> **Task goal**
Retype every entry in its entirety, without alteration.

> **Provided entries**
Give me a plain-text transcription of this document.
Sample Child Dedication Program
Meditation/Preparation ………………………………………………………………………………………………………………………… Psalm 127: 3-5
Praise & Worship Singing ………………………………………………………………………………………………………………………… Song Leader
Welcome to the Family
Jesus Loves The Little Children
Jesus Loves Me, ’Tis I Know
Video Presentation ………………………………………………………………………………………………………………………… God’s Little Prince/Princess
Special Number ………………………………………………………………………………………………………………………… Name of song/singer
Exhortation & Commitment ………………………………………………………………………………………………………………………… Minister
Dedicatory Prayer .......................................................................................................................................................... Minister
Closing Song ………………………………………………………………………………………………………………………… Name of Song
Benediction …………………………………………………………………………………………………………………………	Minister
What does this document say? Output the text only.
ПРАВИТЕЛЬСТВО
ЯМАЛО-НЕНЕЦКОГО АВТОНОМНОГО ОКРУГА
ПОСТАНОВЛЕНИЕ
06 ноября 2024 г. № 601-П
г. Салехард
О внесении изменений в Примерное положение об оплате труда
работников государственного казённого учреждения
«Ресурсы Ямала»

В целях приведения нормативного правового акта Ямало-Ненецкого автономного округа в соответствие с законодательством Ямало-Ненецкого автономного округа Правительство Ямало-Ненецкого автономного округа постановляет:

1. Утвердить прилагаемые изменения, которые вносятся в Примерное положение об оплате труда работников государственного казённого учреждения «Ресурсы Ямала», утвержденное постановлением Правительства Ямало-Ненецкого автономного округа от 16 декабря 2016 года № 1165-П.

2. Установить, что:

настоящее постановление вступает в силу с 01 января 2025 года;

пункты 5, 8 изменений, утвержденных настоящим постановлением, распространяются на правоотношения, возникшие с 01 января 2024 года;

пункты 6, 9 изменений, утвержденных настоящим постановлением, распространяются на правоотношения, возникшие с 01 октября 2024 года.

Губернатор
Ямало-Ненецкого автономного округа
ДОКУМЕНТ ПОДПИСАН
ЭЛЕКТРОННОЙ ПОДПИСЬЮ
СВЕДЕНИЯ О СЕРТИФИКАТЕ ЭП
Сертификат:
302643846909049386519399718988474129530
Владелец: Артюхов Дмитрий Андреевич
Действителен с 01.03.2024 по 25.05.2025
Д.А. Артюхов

> **Task answer**
Give me a plain-text transcription of this document.
Sample Child Dedication Program
Meditation/Preparation ………………………………………………………………………………………………………………………… Psalm 127: 3-5
Praise & Worship Singing ………………………………………………………………………………………………………………………… Song Leader
Welcome to the Family
Jesus Loves The Little Children
Jesus Loves Me, ’Tis I Know
Video Presentation ………………………………………………………………………………………………………………………… God’s Little Prince/Princess
Special Number ………………………………………………………………………………………………………………………… Name of song/singer
Exhortation & Commitment ………………………………………………………………………………………………………………………… Minister
Dedicatory Prayer .......................................................................................................................................................... Minister
Closing Song ………………………………………………………………………………………………………………………… Name of Song
Benediction …………………………………………………………………………………………………………………………	Minister
What does this document say? Output the text only.
ПРАВИТЕЛЬСТВО
ЯМАЛО-НЕНЕЦКОГО АВТОНОМНОГО ОКРУГА
ПОСТАНОВЛЕНИЕ
06 ноября 2024 г. № 601-П
г. Салехард
О внесении изменений в Примерное положение об оплате труда
работников государственного казённого учреждения
«Ресурсы Ямала»

В целях приведения нормативного правового акта Ямало-Ненецкого автономного округа в соответствие с законодательством Ямало-Ненецкого автономного округа Правительство Ямало-Ненецкого автономного округа постановляет:

1. Утвердить прилагаемые изменения, которые вносятся в Примерное положение об оплате труда работников государственного казённого учреждения «Ресурсы Ямала», утвержденное постановлением Правительства Ямало-Ненецкого автономного округа от 16 декабря 2016 года № 1165-П.

2. Установить, что:

настоящее постановление вступает в силу с 01 января 2025 года;

пункты 5, 8 изменений, утвержденных настоящим постановлением, распространяются на правоотношения, возникшие с 01 января 2024 года;

пункты 6, 9 изменений, утвержденных настоящим постановлением, распространяются на правоотношения, возникшие с 01 октября 2024 года.

Губернатор
Ямало-Ненецкого автономного округа
ДОКУМЕНТ ПОДПИСАН
ЭЛЕКТРОННОЙ ПОДПИСЬЮ
СВЕДЕНИЯ О СЕРТИФИКАТЕ ЭП
Сертификат:
302643846909049386519399718988474129530
Владелец: Артюхов Дмитрий Андреевич
Действителен с 01.03.2024 по 25.05.2025
Д.А. Артюхов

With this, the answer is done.